PROBLEM REQUIREMENTS:
Write out the whole of the material exactly.

EXERCISE MATERIALS:

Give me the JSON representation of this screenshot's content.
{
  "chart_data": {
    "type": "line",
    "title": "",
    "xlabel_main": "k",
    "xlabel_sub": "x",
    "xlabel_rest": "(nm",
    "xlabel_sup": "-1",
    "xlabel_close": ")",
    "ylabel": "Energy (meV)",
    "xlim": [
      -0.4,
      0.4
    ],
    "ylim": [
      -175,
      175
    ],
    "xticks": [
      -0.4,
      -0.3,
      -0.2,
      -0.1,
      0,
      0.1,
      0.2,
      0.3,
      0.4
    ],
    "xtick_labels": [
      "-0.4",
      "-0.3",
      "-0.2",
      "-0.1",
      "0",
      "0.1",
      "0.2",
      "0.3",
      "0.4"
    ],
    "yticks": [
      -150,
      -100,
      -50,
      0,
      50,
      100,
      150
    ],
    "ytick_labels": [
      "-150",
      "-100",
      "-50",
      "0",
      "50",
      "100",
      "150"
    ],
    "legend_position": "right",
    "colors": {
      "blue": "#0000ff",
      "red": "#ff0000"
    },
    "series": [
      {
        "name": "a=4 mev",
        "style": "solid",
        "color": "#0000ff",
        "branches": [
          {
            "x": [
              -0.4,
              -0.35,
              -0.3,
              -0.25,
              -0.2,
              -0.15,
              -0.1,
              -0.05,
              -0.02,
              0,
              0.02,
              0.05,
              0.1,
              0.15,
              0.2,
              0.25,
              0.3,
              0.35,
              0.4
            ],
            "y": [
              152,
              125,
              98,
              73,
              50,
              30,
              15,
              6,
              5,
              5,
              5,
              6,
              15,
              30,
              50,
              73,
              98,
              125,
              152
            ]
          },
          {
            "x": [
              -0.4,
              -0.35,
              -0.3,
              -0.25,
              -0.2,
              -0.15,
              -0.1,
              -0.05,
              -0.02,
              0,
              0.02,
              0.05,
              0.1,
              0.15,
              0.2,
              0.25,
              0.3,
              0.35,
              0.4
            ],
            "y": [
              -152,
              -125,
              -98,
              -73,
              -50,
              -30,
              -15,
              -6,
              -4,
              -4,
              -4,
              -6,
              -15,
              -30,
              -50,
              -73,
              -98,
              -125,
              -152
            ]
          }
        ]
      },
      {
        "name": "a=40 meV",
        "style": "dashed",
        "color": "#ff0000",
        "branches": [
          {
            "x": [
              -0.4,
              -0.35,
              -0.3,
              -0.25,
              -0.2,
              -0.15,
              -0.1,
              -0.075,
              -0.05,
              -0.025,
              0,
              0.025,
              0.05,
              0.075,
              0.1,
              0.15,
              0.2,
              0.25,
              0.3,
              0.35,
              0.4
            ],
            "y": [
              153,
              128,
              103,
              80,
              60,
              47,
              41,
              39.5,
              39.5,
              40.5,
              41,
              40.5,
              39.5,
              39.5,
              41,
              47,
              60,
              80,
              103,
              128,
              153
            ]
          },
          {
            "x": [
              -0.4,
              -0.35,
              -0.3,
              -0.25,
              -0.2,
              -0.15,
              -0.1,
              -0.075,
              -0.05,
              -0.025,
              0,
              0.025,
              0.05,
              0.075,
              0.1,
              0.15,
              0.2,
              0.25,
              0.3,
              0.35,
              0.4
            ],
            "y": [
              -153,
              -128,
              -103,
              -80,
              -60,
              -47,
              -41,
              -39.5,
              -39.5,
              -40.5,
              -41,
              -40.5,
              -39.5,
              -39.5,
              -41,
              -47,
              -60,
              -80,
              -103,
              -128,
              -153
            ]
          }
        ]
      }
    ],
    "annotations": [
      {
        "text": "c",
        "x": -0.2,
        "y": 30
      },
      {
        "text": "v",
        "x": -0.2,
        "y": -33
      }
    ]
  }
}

FINISHED ANSWER:
Give me the JSON representation of this screenshot's content.
{
  "chart_data": {
    "type": "line",
    "title": "",
    "xlabel_main": "k",
    "xlabel_sub": "x",
    "xlabel_rest": "(nm",
    "xlabel_sup": "-1",
    "xlabel_close": ")",
    "ylabel": "Energy (meV)",
    "xlim": [
      -0.4,
      0.4
    ],
    "ylim": [
      -175,
      175
    ],
    "xticks": [
      -0.4,
      -0.3,
      -0.2,
      -0.1,
      0,
      0.1,
      0.2,
      0.3,
      0.4
    ],
    "xtick_labels": [
      "-0.4",
      "-0.3",
      "-0.2",
      "-0.1",
      "0",
      "0.1",
      "0.2",
      "0.3",
      "0.4"
    ],
    "yticks": [
      -150,
      -100,
      -50,
      0,
      50,
      100,
      150
    ],
    "ytick_labels": [
      "-150",
      "-100",
      "-50",
      "0",
      "50",
      "100",
      "150"
    ],
    "legend_position": "right",
    "colors": {
      "blue": "#0000ff",
      "red": "#ff0000"
    },
    "series": [
      {
        "name": "a=4 mev",
        "style": "solid",
        "color": "#0000ff",
        "branches": [
          {
            "x": [
              -0.4,
              -0.35,
              -0.3,
              -0.25,
              -0.2,
              -0.15,
              -0.1,
              -0.05,
              -0.02,
              0,
              0.02,
              0.05,
              0.1,
              0.15,
              0.2,
              0.25,
              0.3,
              0.35,
              0.4
            ],
            "y": [
              152,
              125,
              98,
              73,
              50,
              30,
              15,
              6,
              5,
              5,
              5,
              6,
              15,
              30,
              50,
              73,
              98,
              125,
              152
            ]
          },
          {
            "x": [
              -0.4,
              -0.35,
              -0.3,
              -0.25,
              -0.2,
              -0.15,
              -0.1,
              -0.05,
              -0.02,
              0,
              0.02,
              0.05,
              0.1,
              0.15,
              0.2,
              0.25,
              0.3,
              0.35,
              0.4
            ],
            "y": [
              -152,
              -125,
              -98,
              -73,
              -50,
              -30,
              -15,
              -6,
              -4,
              -4,
              -4,
              -6,
              -15,
              -30,
              -50,
              -73,
              -98,
              -125,
              -152
            ]
          }
        ]
      },
      {
        "name": "a=40 meV",
        "style": "dashed",
        "color": "#ff0000",
        "branches": [
          {
            "x": [
              -0.4,
              -0.35,
              -0.3,
              -0.25,
              -0.2,
              -0.15,
              -0.1,
              -0.075,
              -0.05,
              -0.025,
              0,
              0.025,
              0.05,
              0.075,
              0.1,
              0.15,
              0.2,
              0.25,
              0.3,
              0.35,
              0.4
            ],
            "y": [
              153,
              128,
              103,
              80,
              60,
              47,
              41,
              39.5,
              39.5,
              40.5,
              41,
              40.5,
              39.5,
              39.5,
              41,
              47,
              60,
              80,
              103,
              128,
              153
            ]
          },
          {
            "x": [
              -0.4,
              -0.35,
              -0.3,
              -0.25,
              -0.2,
              -0.15,
              -0.1,
              -0.075,
              -0.05,
              -0.025,
              0,
              0.025,
              0.05,
              0.075,
              0.1,
              0.15,
              0.2,
              0.25,
              0.3,
              0.35,
              0.4
            ],
            "y": [
              -153,
              -128,
              -103,
              -80,
              -60,
              -47,
              -41,
              -39.5,
              -39.5,
              -40.5,
              -41,
              -40.5,
              -39.5,
              -39.5,
              -41,
              -47,
              -60,
              -80,
              -103,
              -128,
              -153
            ]
          }
        ]
      }
    ],
    "annotations": [
      {
        "text": "c",
        "x": -0.2,
        "y": 30
      },
      {
        "text": "v",
        "x": -0.2,
        "y": -33
      }
    ]
  }
}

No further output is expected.